Aim of the exercise
Send back the entries below exactly as they appear.
====== Provided entries ======
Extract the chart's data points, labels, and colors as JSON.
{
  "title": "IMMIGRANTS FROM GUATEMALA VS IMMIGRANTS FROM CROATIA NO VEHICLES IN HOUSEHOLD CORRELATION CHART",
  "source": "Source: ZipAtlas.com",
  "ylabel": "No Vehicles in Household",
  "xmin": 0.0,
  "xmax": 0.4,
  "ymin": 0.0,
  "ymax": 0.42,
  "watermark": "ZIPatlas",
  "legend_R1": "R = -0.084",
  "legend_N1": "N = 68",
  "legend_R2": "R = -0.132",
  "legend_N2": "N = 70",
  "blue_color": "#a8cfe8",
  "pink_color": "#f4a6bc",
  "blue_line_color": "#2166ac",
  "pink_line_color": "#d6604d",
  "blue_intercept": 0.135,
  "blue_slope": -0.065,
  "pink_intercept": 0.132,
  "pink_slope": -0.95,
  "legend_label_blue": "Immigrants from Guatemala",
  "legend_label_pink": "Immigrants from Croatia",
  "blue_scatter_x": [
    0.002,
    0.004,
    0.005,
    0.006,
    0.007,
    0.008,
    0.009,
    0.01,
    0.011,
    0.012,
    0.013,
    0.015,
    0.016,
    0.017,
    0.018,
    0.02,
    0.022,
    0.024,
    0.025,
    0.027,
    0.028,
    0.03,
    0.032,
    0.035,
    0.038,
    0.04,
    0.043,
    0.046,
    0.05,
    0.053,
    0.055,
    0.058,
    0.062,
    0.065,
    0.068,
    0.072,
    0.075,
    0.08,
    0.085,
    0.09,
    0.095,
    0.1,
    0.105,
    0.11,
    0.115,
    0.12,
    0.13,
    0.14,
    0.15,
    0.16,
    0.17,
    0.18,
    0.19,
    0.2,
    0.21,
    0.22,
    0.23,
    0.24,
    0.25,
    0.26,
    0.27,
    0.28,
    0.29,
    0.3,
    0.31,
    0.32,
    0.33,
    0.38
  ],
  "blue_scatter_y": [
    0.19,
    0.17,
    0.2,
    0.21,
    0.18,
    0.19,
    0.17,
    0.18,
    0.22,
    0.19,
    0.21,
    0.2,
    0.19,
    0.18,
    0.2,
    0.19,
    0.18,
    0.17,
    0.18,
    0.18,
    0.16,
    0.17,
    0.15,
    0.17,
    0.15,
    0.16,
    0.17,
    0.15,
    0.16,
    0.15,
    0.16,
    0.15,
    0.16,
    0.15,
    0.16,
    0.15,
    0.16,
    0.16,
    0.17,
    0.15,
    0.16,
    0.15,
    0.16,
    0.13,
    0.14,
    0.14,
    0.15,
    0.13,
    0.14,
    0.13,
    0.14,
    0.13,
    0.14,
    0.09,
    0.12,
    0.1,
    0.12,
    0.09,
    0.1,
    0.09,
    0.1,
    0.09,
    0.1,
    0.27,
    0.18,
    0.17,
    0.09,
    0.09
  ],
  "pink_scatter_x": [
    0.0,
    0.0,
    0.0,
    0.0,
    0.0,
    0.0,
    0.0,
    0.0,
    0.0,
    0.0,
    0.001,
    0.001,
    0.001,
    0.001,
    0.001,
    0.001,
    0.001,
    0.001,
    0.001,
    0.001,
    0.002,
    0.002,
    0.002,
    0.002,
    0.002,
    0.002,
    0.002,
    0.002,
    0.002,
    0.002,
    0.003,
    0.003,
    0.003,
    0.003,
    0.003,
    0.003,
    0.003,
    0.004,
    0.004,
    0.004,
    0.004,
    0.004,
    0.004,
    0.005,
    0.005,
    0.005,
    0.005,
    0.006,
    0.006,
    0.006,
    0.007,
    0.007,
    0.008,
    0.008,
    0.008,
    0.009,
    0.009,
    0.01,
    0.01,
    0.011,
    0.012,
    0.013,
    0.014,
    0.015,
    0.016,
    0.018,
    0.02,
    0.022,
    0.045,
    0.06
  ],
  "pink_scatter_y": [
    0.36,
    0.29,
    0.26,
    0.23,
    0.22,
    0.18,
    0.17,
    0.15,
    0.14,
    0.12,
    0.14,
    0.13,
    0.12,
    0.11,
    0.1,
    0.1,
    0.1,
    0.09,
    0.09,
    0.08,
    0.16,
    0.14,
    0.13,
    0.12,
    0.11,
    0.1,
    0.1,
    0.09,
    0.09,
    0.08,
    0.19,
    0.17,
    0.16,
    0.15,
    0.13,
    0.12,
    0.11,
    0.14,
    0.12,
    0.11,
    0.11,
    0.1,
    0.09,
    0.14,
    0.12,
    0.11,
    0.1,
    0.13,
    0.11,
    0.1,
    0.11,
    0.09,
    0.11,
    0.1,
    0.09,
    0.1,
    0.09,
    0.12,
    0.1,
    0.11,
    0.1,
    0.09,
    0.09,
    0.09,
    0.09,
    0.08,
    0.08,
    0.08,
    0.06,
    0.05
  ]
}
======
Exercise result
Extract the chart's data points, labels, and colors as JSON.
{
  "title": "IMMIGRANTS FROM GUATEMALA VS IMMIGRANTS FROM CROATIA NO VEHICLES IN HOUSEHOLD CORRELATION CHART",
  "source": "Source: ZipAtlas.com",
  "ylabel": "No Vehicles in Household",
  "xmin": 0.0,
  "xmax": 0.4,
  "ymin": 0.0,
  "ymax": 0.42,
  "watermark": "ZIPatlas",
  "legend_R1": "R = -0.084",
  "legend_N1": "N = 68",
  "legend_R2": "R = -0.132",
  "legend_N2": "N = 70",
  "blue_color": "#a8cfe8",
  "pink_color": "#f4a6bc",
  "blue_line_color": "#2166ac",
  "pink_line_color": "#d6604d",
  "blue_intercept": 0.135,
  "blue_slope": -0.065,
  "pink_intercept": 0.132,
  "pink_slope": -0.95,
  "legend_label_blue": "Immigrants from Guatemala",
  "legend_label_pink": "Immigrants from Croatia",
  "blue_scatter_x": [
    0.002,
    0.004,
    0.005,
    0.006,
    0.007,
    0.008,
    0.009,
    0.01,
    0.011,
    0.012,
    0.013,
    0.015,
    0.016,
    0.017,
    0.018,
    0.02,
    0.022,
    0.024,
    0.025,
    0.027,
    0.028,
    0.03,
    0.032,
    0.035,
    0.038,
    0.04,
    0.043,
    0.046,
    0.05,
    0.053,
    0.055,
    0.058,
    0.062,
    0.065,
    0.068,
    0.072,
    0.075,
    0.08,
    0.085,
    0.09,
    0.095,
    0.1,
    0.105,
    0.11,
    0.115,
    0.12,
    0.13,
    0.14,
    0.15,
    0.16,
    0.17,
    0.18,
    0.19,
    0.2,
    0.21,
    0.22,
    0.23,
    0.24,
    0.25,
    0.26,
    0.27,
    0.28,
    0.29,
    0.3,
    0.31,
    0.32,
    0.33,
    0.38
  ],
  "blue_scatter_y": [
    0.19,
    0.17,
    0.2,
    0.21,
    0.18,
    0.19,
    0.17,
    0.18,
    0.22,
    0.19,
    0.21,
    0.2,
    0.19,
    0.18,
    0.2,
    0.19,
    0.18,
    0.17,
    0.18,
    0.18,
    0.16,
    0.17,
    0.15,
    0.17,
    0.15,
    0.16,
    0.17,
    0.15,
    0.16,
    0.15,
    0.16,
    0.15,
    0.16,
    0.15,
    0.16,
    0.15,
    0.16,
    0.16,
    0.17,
    0.15,
    0.16,
    0.15,
    0.16,
    0.13,
    0.14,
    0.14,
    0.15,
    0.13,
    0.14,
    0.13,
    0.14,
    0.13,
    0.14,
    0.09,
    0.12,
    0.1,
    0.12,
    0.09,
    0.1,
    0.09,
    0.1,
    0.09,
    0.1,
    0.27,
    0.18,
    0.17,
    0.09,
    0.09
  ],
  "pink_scatter_x": [
    0.0,
    0.0,
    0.0,
    0.0,
    0.0,
    0.0,
    0.0,
    0.0,
    0.0,
    0.0,
    0.001,
    0.001,
    0.001,
    0.001,
    0.001,
    0.001,
    0.001,
    0.001,
    0.001,
    0.001,
    0.002,
    0.002,
    0.002,
    0.002,
    0.002,
    0.002,
    0.002,
    0.002,
    0.002,
    0.002,
    0.003,
    0.003,
    0.003,
    0.003,
    0.003,
    0.003,
    0.003,
    0.004,
    0.004,
    0.004,
    0.004,
    0.004,
    0.004,
    0.005,
    0.005,
    0.005,
    0.005,
    0.006,
    0.006,
    0.006,
    0.007,
    0.007,
    0.008,
    0.008,
    0.008,
    0.009,
    0.009,
    0.01,
    0.01,
    0.011,
    0.012,
    0.013,
    0.014,
    0.015,
    0.016,
    0.018,
    0.02,
    0.022,
    0.045,
    0.06
  ],
  "pink_scatter_y": [
    0.36,
    0.29,
    0.26,
    0.23,
    0.22,
    0.18,
    0.17,
    0.15,
    0.14,
    0.12,
    0.14,
    0.13,
    0.12,
    0.11,
    0.1,
    0.1,
    0.1,
    0.09,
    0.09,
    0.08,
    0.16,
    0.14,
    0.13,
    0.12,
    0.11,
    0.1,
    0.1,
    0.09,
    0.09,
    0.08,
    0.19,
    0.17,
    0.16,
    0.15,
    0.13,
    0.12,
    0.11,
    0.14,
    0.12,
    0.11,
    0.11,
    0.1,
    0.09,
    0.14,
    0.12,
    0.11,
    0.1,
    0.13,
    0.11,
    0.1,
    0.11,
    0.09,
    0.11,
    0.1,
    0.09,
    0.1,
    0.09,
    0.12,
    0.1,
    0.11,
    0.1,
    0.09,
    0.09,
    0.09,
    0.09,
    0.08,
    0.08,
    0.08,
    0.06,
    0.05
  ]
}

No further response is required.